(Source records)
:::

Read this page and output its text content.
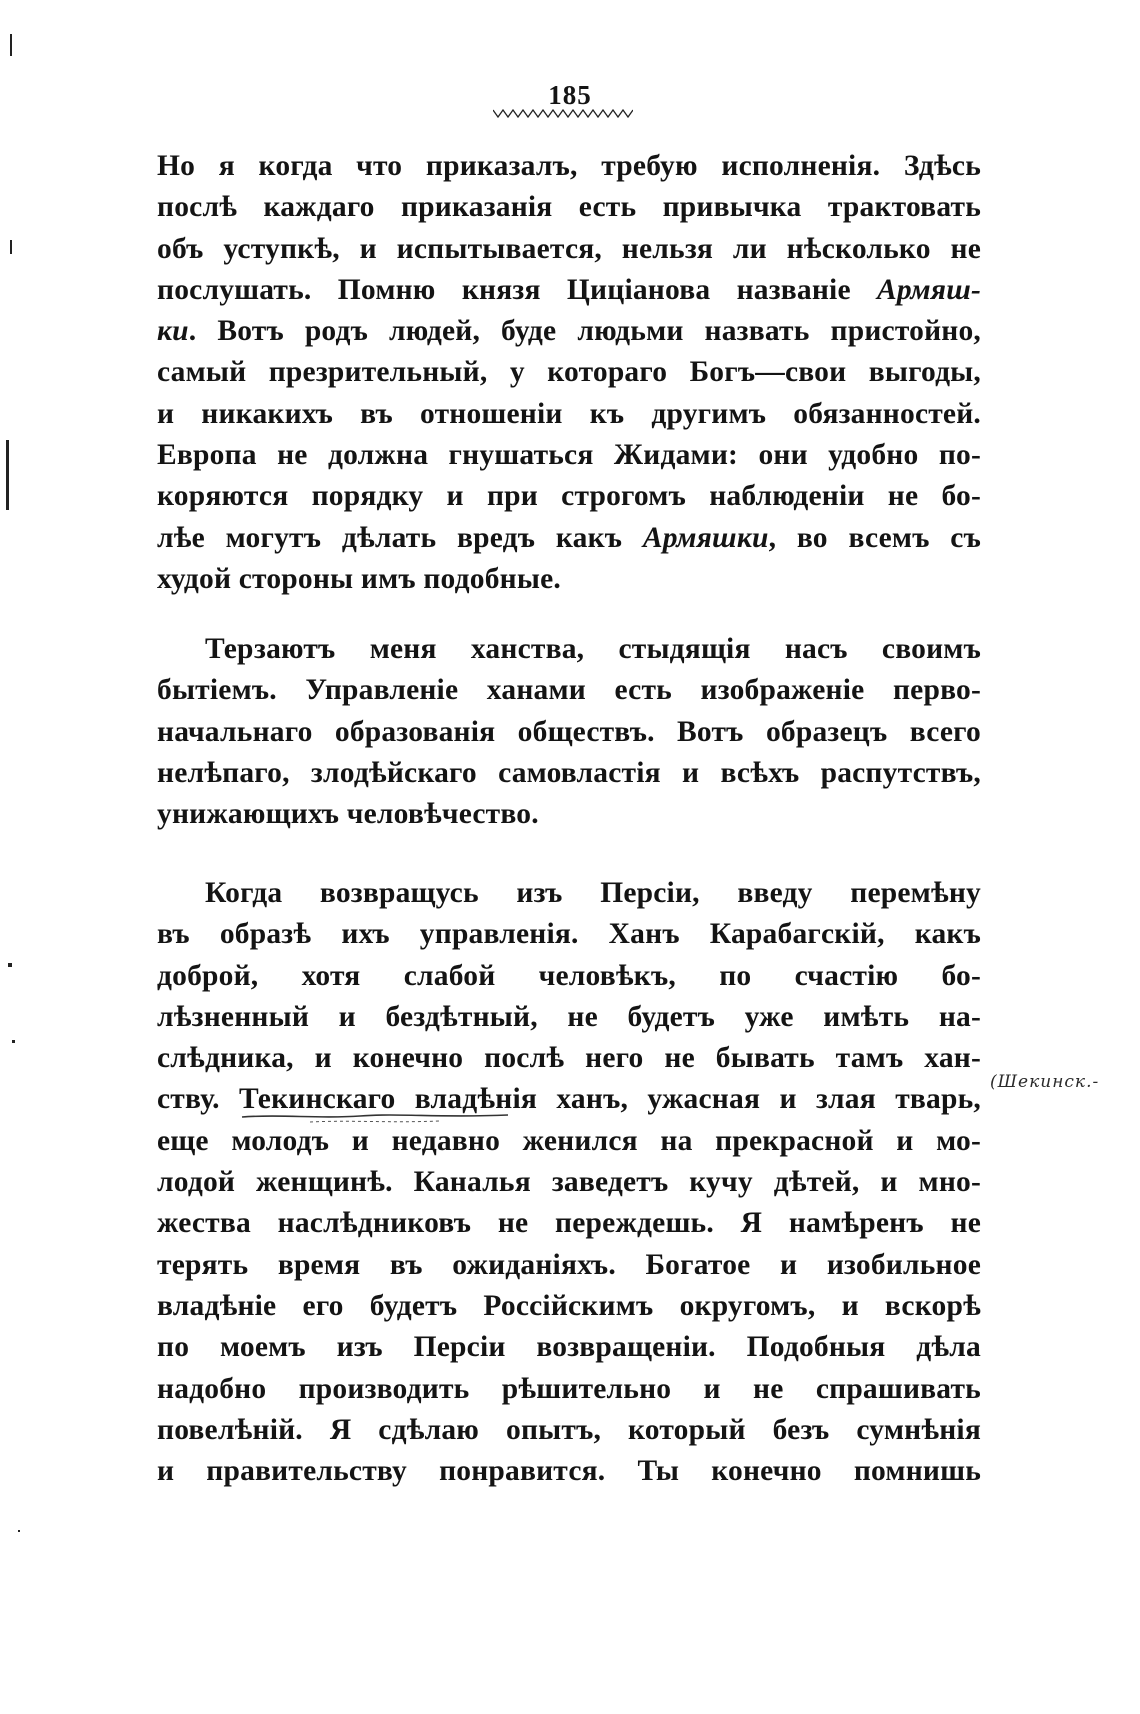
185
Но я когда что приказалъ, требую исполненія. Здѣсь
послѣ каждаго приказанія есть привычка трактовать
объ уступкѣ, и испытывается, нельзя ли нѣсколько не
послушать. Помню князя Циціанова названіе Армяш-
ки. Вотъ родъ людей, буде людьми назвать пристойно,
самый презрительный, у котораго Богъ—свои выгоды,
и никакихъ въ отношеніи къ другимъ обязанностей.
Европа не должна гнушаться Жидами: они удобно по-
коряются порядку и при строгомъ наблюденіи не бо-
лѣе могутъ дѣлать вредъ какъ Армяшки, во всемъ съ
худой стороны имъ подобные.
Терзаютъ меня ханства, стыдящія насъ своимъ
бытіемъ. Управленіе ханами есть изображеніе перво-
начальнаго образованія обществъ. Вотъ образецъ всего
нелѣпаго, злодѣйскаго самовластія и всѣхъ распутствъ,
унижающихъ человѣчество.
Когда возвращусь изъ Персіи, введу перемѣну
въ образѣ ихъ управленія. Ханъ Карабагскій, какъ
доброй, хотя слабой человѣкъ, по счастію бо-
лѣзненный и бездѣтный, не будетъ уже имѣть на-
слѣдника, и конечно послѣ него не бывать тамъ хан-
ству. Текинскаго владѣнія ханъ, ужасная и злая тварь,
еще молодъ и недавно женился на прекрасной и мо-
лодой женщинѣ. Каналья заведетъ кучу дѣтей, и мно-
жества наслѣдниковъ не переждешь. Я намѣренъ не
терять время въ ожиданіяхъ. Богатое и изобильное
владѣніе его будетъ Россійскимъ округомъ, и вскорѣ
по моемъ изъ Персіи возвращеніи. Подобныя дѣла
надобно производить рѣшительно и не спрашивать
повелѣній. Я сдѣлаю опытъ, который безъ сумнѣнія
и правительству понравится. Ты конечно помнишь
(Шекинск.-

:::

* Directive
Print the complete listing exactly as it stands, without its pictures.

* Finished task
Read this page and output its text content.
185
Но я когда что приказалъ, требую исполненія. Здѣсь
послѣ каждаго приказанія есть привычка трактовать
объ уступкѣ, и испытывается, нельзя ли нѣсколько не
послушать. Помню князя Циціанова названіе Армяш-
ки. Вотъ родъ людей, буде людьми назвать пристойно,
самый презрительный, у котораго Богъ—свои выгоды,
и никакихъ въ отношеніи къ другимъ обязанностей.
Европа не должна гнушаться Жидами: они удобно по-
коряются порядку и при строгомъ наблюденіи не бо-
лѣе могутъ дѣлать вредъ какъ Армяшки, во всемъ съ
худой стороны имъ подобные.
Терзаютъ меня ханства, стыдящія насъ своимъ
бытіемъ. Управленіе ханами есть изображеніе перво-
начальнаго образованія обществъ. Вотъ образецъ всего
нелѣпаго, злодѣйскаго самовластія и всѣхъ распутствъ,
унижающихъ человѣчество.
Когда возвращусь изъ Персіи, введу перемѣну
въ образѣ ихъ управленія. Ханъ Карабагскій, какъ
доброй, хотя слабой человѣкъ, по счастію бо-
лѣзненный и бездѣтный, не будетъ уже имѣть на-
слѣдника, и конечно послѣ него не бывать тамъ хан-
ству. Текинскаго владѣнія ханъ, ужасная и злая тварь,
еще молодъ и недавно женился на прекрасной и мо-
лодой женщинѣ. Каналья заведетъ кучу дѣтей, и мно-
жества наслѣдниковъ не переждешь. Я намѣренъ не
терять время въ ожиданіяхъ. Богатое и изобильное
владѣніе его будетъ Россійскимъ округомъ, и вскорѣ
по моемъ изъ Персіи возвращеніи. Подобныя дѣла
надобно производить рѣшительно и не спрашивать
повелѣній. Я сдѣлаю опытъ, который безъ сумнѣнія
и правительству понравится. Ты конечно помнишь
(Шекинск.-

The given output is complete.